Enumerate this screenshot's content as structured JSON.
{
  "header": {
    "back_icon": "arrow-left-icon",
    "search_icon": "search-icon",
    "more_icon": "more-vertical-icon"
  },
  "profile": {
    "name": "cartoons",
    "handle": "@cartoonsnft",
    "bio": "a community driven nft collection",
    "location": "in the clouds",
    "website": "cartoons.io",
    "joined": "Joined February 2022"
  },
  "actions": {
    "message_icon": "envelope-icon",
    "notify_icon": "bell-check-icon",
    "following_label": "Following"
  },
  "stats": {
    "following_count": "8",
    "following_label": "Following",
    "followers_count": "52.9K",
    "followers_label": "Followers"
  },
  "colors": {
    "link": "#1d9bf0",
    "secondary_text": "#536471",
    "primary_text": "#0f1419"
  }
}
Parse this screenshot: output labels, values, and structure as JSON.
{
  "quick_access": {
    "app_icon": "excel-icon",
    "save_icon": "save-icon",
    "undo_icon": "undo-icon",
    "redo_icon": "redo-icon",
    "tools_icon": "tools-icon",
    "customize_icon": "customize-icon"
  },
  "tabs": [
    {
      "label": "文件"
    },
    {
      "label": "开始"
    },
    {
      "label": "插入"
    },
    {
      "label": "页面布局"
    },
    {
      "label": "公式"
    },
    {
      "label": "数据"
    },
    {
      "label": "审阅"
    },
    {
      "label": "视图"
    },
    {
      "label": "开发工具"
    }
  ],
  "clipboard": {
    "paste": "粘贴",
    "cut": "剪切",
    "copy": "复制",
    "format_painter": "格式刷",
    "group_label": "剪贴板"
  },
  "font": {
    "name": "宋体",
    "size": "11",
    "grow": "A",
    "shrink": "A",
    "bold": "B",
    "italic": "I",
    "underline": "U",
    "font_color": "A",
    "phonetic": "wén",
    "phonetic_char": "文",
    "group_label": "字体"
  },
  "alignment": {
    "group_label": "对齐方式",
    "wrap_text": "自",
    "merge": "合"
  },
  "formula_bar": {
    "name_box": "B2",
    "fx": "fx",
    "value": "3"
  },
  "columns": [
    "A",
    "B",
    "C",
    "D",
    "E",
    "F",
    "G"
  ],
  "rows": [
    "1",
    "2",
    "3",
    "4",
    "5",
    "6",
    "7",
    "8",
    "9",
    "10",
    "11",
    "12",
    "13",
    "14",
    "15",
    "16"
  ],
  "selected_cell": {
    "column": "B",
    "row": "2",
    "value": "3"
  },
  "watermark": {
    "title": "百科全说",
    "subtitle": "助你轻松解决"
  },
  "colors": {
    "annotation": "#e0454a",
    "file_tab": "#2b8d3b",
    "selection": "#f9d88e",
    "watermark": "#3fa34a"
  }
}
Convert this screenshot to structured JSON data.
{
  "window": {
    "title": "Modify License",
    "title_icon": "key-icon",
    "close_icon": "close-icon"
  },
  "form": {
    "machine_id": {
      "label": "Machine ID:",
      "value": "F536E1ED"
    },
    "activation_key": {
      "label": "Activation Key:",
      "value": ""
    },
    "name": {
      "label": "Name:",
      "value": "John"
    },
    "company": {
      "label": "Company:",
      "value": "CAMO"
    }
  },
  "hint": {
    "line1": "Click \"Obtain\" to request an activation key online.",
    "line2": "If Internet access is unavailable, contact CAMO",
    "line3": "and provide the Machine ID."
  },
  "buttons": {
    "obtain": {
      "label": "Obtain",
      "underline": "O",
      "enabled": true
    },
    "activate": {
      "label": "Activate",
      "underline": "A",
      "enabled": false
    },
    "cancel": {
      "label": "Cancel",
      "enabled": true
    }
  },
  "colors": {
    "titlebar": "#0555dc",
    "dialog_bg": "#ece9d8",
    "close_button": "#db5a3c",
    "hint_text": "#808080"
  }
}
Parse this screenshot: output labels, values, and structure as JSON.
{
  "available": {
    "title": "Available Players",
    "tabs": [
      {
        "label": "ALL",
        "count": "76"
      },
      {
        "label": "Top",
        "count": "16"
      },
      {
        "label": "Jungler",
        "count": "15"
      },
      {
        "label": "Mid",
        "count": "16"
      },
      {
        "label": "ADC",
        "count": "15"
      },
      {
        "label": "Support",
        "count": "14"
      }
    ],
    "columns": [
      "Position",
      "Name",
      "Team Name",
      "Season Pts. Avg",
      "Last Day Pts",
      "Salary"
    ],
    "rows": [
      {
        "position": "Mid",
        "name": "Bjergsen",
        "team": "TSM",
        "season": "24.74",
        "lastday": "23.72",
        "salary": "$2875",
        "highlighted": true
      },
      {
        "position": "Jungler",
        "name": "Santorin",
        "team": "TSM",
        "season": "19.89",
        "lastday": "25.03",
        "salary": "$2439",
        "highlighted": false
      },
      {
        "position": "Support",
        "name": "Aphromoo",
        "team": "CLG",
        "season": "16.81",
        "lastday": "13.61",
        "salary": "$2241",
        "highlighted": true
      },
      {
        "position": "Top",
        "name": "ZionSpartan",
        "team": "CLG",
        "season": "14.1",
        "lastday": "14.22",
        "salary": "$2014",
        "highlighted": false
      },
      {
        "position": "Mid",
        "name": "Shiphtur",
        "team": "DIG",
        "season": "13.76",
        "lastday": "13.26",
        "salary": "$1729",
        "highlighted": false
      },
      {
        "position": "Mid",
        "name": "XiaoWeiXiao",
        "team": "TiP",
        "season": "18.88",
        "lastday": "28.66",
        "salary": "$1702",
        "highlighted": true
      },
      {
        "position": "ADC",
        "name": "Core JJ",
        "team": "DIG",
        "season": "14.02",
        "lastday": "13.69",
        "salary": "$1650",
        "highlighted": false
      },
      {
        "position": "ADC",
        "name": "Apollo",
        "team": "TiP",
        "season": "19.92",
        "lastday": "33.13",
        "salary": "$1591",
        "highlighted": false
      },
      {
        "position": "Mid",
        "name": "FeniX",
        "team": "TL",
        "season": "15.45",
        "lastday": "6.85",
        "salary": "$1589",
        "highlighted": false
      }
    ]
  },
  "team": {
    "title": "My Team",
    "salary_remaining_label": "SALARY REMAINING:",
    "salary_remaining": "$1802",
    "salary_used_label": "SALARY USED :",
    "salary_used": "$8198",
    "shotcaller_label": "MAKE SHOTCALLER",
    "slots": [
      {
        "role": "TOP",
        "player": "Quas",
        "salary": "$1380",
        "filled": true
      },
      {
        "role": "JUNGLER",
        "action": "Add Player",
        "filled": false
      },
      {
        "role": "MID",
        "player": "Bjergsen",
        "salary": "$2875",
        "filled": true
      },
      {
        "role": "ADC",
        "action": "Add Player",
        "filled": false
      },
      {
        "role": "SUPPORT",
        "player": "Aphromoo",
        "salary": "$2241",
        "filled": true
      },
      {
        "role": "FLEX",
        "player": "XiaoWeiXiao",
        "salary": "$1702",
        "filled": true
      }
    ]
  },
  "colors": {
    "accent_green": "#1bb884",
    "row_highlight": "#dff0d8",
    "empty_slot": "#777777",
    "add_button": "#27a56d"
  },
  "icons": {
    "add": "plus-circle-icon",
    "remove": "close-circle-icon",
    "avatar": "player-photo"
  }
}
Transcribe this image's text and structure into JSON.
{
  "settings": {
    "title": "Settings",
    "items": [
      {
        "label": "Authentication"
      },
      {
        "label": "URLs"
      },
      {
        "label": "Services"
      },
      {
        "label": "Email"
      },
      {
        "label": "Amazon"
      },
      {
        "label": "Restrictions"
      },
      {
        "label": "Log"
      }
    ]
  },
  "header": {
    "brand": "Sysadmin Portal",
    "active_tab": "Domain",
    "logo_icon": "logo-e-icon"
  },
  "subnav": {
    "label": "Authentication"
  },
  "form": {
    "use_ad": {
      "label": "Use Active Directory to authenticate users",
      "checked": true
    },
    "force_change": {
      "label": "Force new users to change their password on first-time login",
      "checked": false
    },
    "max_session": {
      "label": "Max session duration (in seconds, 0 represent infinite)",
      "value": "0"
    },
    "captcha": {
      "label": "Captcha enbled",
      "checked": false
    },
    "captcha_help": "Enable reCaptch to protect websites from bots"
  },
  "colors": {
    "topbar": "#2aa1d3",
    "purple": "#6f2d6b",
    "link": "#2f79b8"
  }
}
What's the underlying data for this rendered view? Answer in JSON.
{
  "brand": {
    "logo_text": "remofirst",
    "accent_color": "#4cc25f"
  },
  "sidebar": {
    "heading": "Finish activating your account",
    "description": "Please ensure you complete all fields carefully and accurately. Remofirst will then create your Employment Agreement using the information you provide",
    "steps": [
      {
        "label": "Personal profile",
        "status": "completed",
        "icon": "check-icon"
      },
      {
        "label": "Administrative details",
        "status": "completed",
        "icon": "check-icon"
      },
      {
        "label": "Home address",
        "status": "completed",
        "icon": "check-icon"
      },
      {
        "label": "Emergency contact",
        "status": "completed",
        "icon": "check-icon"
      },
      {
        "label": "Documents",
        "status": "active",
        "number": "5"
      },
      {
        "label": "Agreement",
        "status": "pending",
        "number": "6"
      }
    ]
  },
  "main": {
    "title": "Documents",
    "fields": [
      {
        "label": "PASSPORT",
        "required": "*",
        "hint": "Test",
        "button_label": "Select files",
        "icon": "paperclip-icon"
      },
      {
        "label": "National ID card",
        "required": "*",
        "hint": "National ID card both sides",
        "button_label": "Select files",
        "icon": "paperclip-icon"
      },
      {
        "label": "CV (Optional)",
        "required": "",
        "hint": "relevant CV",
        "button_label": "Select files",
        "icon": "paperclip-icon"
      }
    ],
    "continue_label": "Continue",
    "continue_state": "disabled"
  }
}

━━━━━━━━━━━━━━━━━━━━

Short task
Where a line above includes "Agreement", copy that line.

Task result
    "description": "Please ensure you complete all fields carefully and accurately. Remofirst will then create your Employment Agreement using the information you provide",
        "label": "Agreement",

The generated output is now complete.